* **DIRECTIONS**
Reproduce the material exactly, omitting nothing.

* **INFORMATION GIVEN**

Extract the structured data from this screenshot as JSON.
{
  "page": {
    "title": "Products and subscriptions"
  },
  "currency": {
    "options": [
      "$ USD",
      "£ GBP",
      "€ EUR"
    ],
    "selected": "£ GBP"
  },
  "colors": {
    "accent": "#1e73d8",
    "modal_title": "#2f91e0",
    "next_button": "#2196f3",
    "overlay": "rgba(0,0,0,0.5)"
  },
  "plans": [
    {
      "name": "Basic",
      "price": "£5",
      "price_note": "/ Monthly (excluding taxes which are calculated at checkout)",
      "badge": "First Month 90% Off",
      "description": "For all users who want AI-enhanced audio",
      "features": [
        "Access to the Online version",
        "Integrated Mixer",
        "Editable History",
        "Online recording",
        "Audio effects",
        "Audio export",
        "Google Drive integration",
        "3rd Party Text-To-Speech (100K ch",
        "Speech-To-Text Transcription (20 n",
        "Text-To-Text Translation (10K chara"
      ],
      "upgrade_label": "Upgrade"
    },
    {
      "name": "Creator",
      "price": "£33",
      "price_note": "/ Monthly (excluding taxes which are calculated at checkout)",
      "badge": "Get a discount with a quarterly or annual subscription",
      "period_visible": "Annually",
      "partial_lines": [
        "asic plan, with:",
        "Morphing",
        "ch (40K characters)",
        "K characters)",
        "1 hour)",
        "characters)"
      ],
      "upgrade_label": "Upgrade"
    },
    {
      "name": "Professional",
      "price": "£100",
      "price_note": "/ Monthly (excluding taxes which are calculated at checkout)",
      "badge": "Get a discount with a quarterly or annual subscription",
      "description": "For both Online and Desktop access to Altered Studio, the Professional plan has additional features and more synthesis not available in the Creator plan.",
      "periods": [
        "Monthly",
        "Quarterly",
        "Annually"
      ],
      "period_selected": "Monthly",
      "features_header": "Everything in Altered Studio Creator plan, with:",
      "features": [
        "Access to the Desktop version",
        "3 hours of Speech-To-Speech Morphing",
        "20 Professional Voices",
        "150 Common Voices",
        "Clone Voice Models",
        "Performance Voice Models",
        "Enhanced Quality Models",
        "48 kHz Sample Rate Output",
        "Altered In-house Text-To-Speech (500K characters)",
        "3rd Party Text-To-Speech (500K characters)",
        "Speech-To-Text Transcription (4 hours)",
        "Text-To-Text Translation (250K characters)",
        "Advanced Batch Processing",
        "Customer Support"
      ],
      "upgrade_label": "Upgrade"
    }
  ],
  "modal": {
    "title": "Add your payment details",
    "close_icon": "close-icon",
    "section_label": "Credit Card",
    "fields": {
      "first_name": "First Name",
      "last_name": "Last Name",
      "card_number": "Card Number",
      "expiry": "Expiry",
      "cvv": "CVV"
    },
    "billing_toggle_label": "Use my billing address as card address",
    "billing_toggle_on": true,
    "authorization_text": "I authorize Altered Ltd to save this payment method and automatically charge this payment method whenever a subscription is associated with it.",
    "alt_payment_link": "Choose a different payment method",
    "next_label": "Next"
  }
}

* **THE RESULT**
Extract the structured data from this screenshot as JSON.
{
  "page": {
    "title": "Products and subscriptions"
  },
  "currency": {
    "options": [
      "$ USD",
      "£ GBP",
      "€ EUR"
    ],
    "selected": "£ GBP"
  },
  "colors": {
    "accent": "#1e73d8",
    "modal_title": "#2f91e0",
    "next_button": "#2196f3",
    "overlay": "rgba(0,0,0,0.5)"
  },
  "plans": [
    {
      "name": "Basic",
      "price": "£5",
      "price_note": "/ Monthly (excluding taxes which are calculated at checkout)",
      "badge": "First Month 90% Off",
      "description": "For all users who want AI-enhanced audio",
      "features": [
        "Access to the Online version",
        "Integrated Mixer",
        "Editable History",
        "Online recording",
        "Audio effects",
        "Audio export",
        "Google Drive integration",
        "3rd Party Text-To-Speech (100K ch",
        "Speech-To-Text Transcription (20 n",
        "Text-To-Text Translation (10K chara"
      ],
      "upgrade_label": "Upgrade"
    },
    {
      "name": "Creator",
      "price": "£33",
      "price_note": "/ Monthly (excluding taxes which are calculated at checkout)",
      "badge": "Get a discount with a quarterly or annual subscription",
      "period_visible": "Annually",
      "partial_lines": [
        "asic plan, with:",
        "Morphing",
        "ch (40K characters)",
        "K characters)",
        "1 hour)",
        "characters)"
      ],
      "upgrade_label": "Upgrade"
    },
    {
      "name": "Professional",
      "price": "£100",
      "price_note": "/ Monthly (excluding taxes which are calculated at checkout)",
      "badge": "Get a discount with a quarterly or annual subscription",
      "description": "For both Online and Desktop access to Altered Studio, the Professional plan has additional features and more synthesis not available in the Creator plan.",
      "periods": [
        "Monthly",
        "Quarterly",
        "Annually"
      ],
      "period_selected": "Monthly",
      "features_header": "Everything in Altered Studio Creator plan, with:",
      "features": [
        "Access to the Desktop version",
        "3 hours of Speech-To-Speech Morphing",
        "20 Professional Voices",
        "150 Common Voices",
        "Clone Voice Models",
        "Performance Voice Models",
        "Enhanced Quality Models",
        "48 kHz Sample Rate Output",
        "Altered In-house Text-To-Speech (500K characters)",
        "3rd Party Text-To-Speech (500K characters)",
        "Speech-To-Text Transcription (4 hours)",
        "Text-To-Text Translation (250K characters)",
        "Advanced Batch Processing",
        "Customer Support"
      ],
      "upgrade_label": "Upgrade"
    }
  ],
  "modal": {
    "title": "Add your payment details",
    "close_icon": "close-icon",
    "section_label": "Credit Card",
    "fields": {
      "first_name": "First Name",
      "last_name": "Last Name",
      "card_number": "Card Number",
      "expiry": "Expiry",
      "cvv": "CVV"
    },
    "billing_toggle_label": "Use my billing address as card address",
    "billing_toggle_on": true,
    "authorization_text": "I authorize Altered Ltd to save this payment method and automatically charge this payment method whenever a subscription is associated with it.",
    "alt_payment_link": "Choose a different payment method",
    "next_label": "Next"
  }
}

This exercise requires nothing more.